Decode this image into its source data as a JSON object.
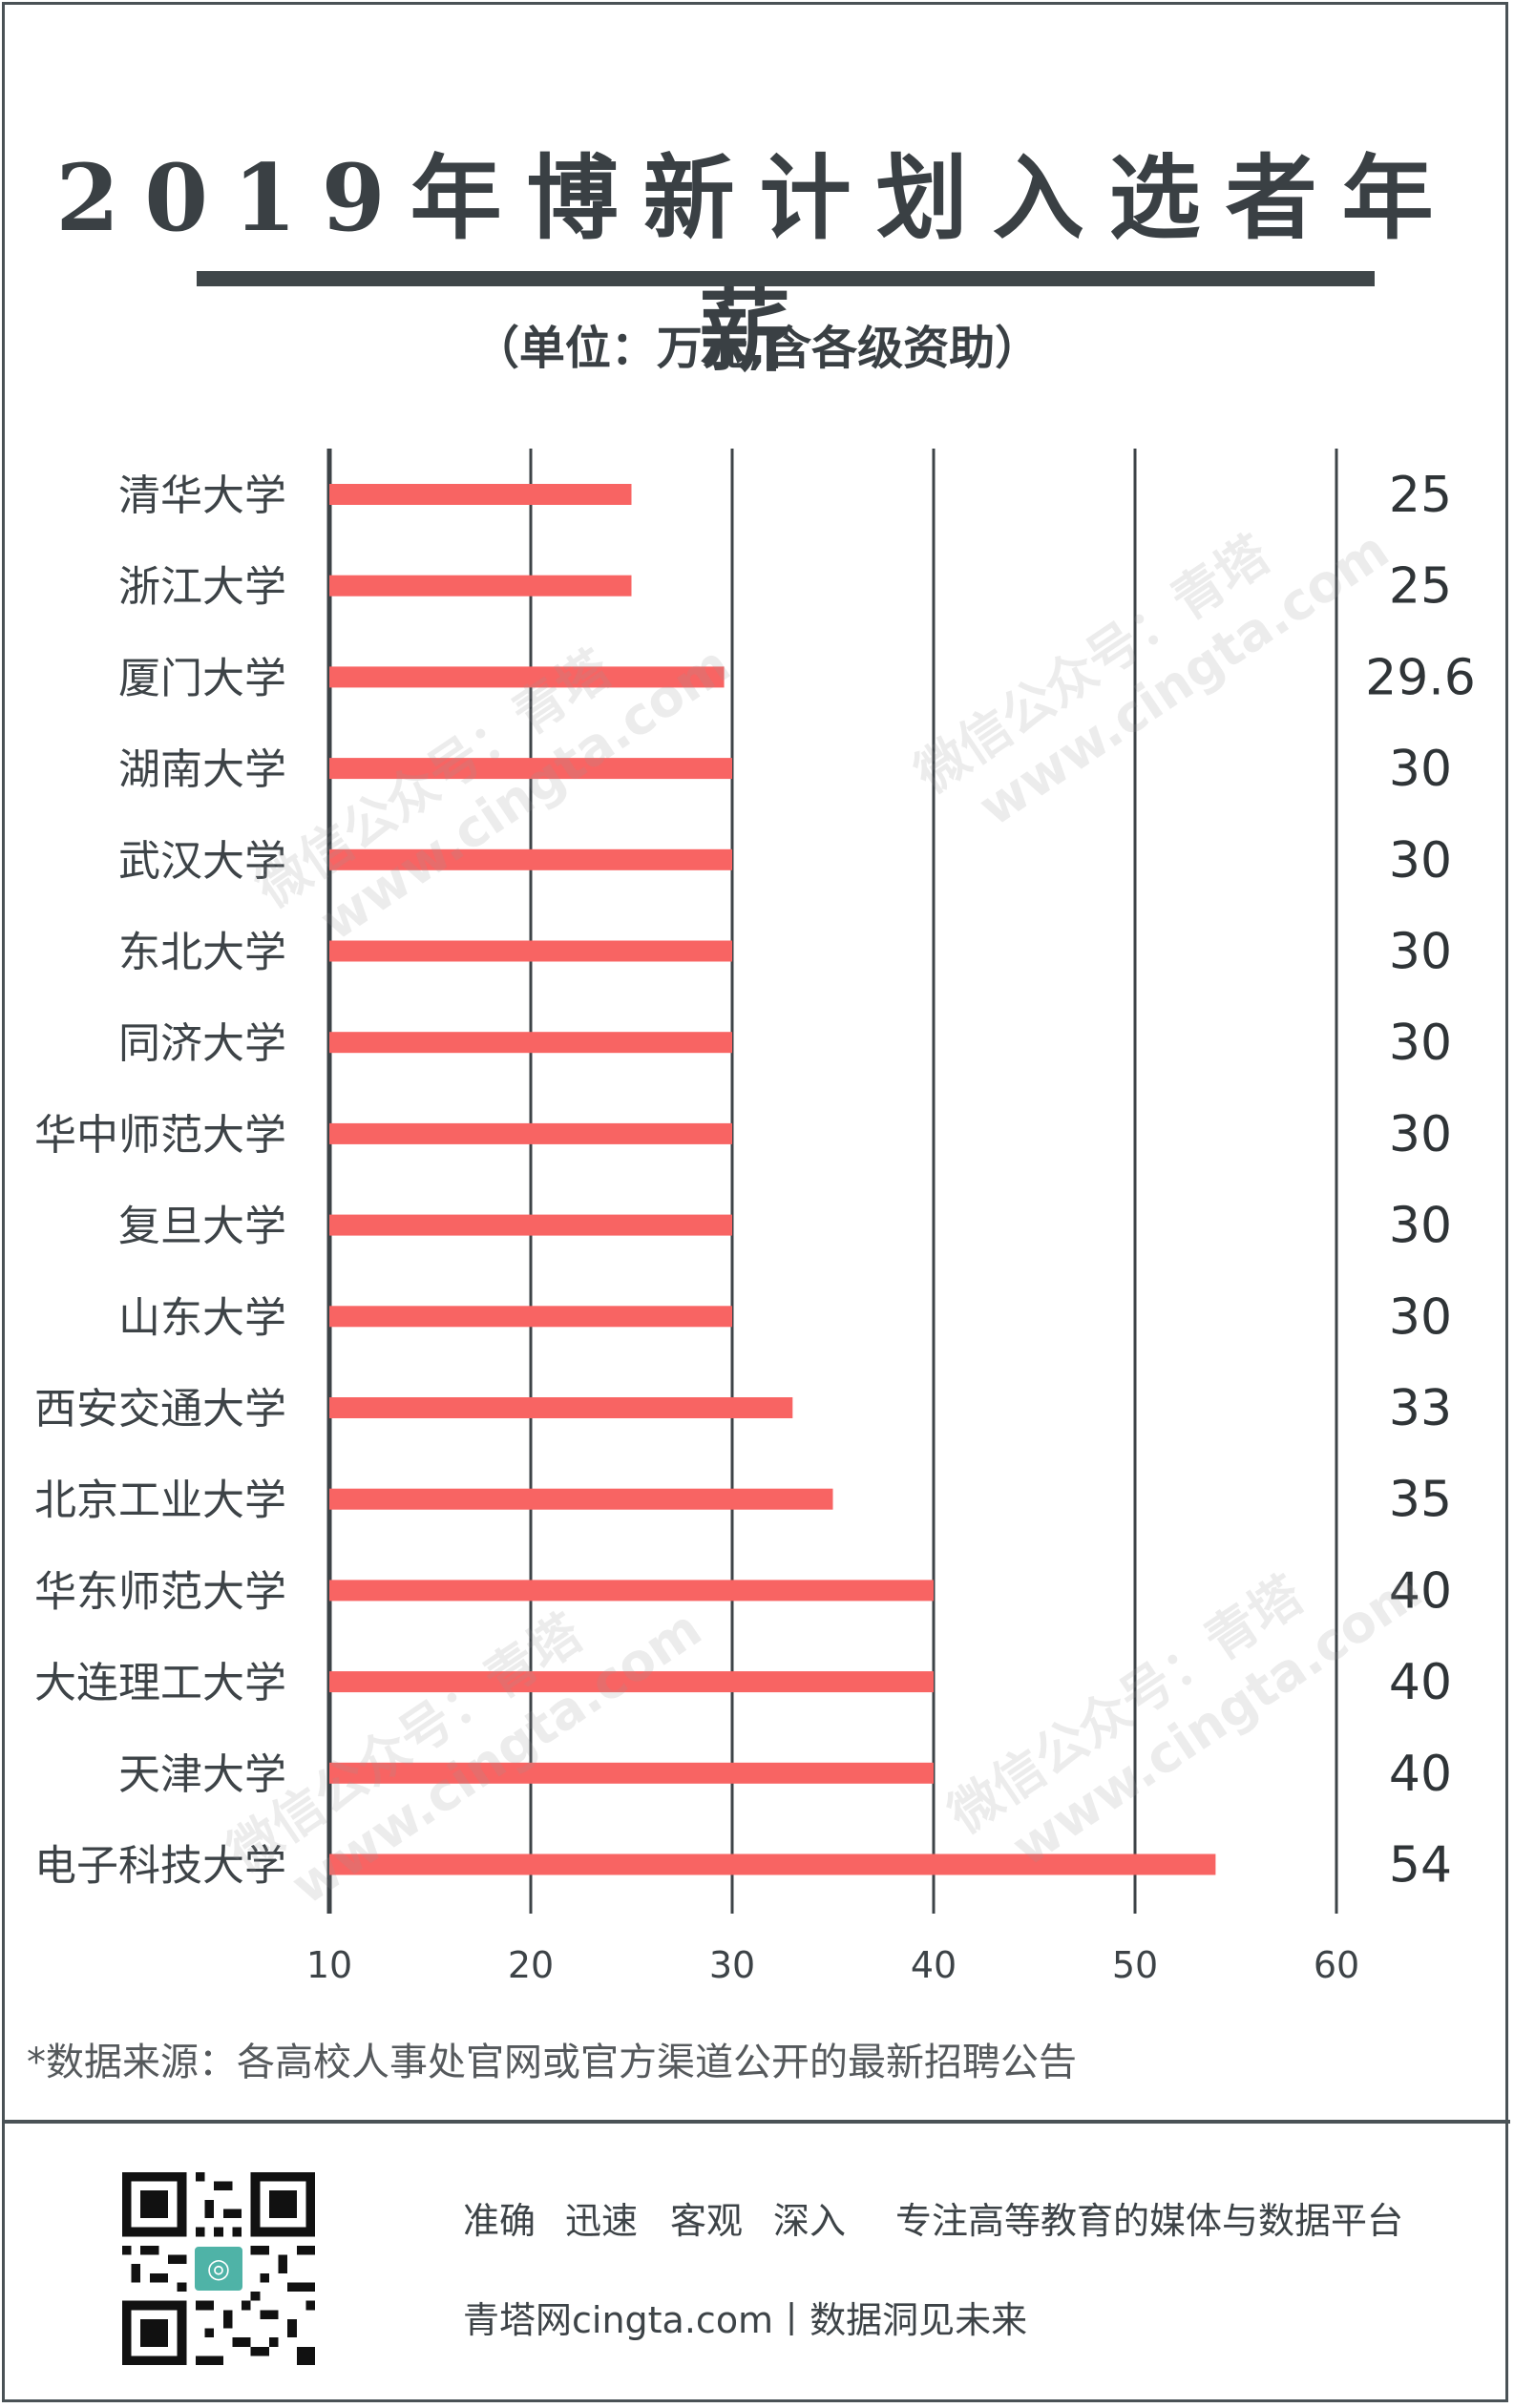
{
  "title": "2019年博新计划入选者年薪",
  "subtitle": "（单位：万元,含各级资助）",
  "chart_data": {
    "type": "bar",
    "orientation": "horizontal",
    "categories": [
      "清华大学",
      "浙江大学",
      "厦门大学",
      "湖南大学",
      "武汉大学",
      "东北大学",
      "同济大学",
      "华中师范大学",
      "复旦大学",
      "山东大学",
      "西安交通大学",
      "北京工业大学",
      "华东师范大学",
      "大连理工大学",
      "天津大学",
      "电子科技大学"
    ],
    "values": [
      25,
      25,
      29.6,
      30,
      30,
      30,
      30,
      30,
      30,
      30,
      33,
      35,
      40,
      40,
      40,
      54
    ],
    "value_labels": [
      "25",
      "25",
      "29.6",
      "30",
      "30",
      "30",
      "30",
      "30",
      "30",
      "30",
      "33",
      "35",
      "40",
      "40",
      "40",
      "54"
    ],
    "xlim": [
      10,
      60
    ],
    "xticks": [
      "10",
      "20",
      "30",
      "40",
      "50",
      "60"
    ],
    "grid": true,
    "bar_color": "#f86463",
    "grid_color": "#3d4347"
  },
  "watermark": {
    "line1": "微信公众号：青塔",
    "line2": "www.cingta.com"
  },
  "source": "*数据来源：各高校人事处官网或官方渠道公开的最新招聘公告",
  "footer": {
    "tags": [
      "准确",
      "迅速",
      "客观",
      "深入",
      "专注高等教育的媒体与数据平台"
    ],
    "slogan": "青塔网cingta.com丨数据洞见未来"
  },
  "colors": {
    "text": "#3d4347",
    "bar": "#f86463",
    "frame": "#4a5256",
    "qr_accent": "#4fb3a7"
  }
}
+ + + + +
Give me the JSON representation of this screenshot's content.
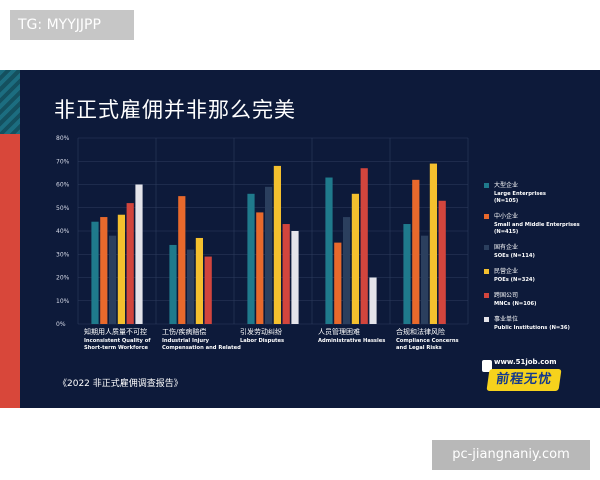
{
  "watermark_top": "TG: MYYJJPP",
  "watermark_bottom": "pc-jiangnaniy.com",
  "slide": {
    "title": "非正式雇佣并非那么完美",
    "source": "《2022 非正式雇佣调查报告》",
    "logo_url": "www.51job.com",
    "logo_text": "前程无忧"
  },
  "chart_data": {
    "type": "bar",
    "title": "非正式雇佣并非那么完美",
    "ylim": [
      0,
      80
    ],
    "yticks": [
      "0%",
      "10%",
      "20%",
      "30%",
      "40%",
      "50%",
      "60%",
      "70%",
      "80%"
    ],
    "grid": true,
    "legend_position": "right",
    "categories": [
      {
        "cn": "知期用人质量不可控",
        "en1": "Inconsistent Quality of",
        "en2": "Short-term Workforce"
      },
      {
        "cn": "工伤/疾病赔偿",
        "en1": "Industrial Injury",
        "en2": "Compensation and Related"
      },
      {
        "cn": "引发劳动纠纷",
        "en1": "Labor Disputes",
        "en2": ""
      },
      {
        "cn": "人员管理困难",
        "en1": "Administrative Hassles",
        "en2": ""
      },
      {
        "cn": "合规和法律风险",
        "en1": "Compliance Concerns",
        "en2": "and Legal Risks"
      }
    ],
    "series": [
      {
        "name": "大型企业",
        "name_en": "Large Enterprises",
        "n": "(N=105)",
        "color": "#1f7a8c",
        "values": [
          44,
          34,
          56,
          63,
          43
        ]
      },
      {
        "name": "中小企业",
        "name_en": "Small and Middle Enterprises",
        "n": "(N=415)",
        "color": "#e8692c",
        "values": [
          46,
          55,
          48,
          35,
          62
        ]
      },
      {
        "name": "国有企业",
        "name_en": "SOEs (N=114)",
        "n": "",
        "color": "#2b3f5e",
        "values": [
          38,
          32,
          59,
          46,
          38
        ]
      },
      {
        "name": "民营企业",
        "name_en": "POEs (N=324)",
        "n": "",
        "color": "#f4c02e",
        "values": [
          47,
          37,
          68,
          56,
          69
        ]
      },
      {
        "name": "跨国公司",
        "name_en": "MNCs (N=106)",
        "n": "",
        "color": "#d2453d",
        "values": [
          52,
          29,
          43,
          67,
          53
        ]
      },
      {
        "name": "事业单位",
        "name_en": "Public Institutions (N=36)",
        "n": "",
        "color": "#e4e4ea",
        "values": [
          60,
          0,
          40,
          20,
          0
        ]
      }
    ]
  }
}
+ + + + +
Check each line above for the word "JSON", and copy the lines where it appears.

**Exercise result**
Decode this image into its source data as a JSON object.
Give me the JSON representation of this screenshot's content.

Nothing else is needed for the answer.